### Work to be completed
Keep only the lines that hold the string "bugs", filtering out the rest of the entries below.

### Supplied material
===============
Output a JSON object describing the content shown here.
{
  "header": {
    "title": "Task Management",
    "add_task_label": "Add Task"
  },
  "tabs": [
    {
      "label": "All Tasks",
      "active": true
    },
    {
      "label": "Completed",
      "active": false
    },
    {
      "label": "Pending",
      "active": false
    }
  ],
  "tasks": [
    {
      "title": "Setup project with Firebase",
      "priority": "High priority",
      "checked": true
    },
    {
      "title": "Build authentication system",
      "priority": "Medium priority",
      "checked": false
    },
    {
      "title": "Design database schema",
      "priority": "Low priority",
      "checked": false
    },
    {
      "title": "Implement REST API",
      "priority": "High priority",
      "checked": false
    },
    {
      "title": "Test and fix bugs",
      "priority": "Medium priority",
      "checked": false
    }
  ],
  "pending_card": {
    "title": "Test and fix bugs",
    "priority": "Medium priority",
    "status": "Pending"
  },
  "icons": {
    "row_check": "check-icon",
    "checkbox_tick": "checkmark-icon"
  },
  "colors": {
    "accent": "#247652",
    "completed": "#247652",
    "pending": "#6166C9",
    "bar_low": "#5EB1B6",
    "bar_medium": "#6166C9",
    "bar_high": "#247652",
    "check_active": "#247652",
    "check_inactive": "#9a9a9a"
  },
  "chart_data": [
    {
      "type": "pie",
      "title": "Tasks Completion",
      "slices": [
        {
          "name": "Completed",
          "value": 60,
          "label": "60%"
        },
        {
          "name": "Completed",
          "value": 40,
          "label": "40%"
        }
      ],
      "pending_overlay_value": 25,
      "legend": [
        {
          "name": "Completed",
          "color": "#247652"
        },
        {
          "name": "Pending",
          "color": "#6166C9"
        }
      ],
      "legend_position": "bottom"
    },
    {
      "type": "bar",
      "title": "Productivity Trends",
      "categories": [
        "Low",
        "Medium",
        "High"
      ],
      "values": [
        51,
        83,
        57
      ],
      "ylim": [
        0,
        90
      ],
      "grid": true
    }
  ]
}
===============
### Response to the exercise
      "title": "Test and fix bugs",
    "title": "Test and fix bugs",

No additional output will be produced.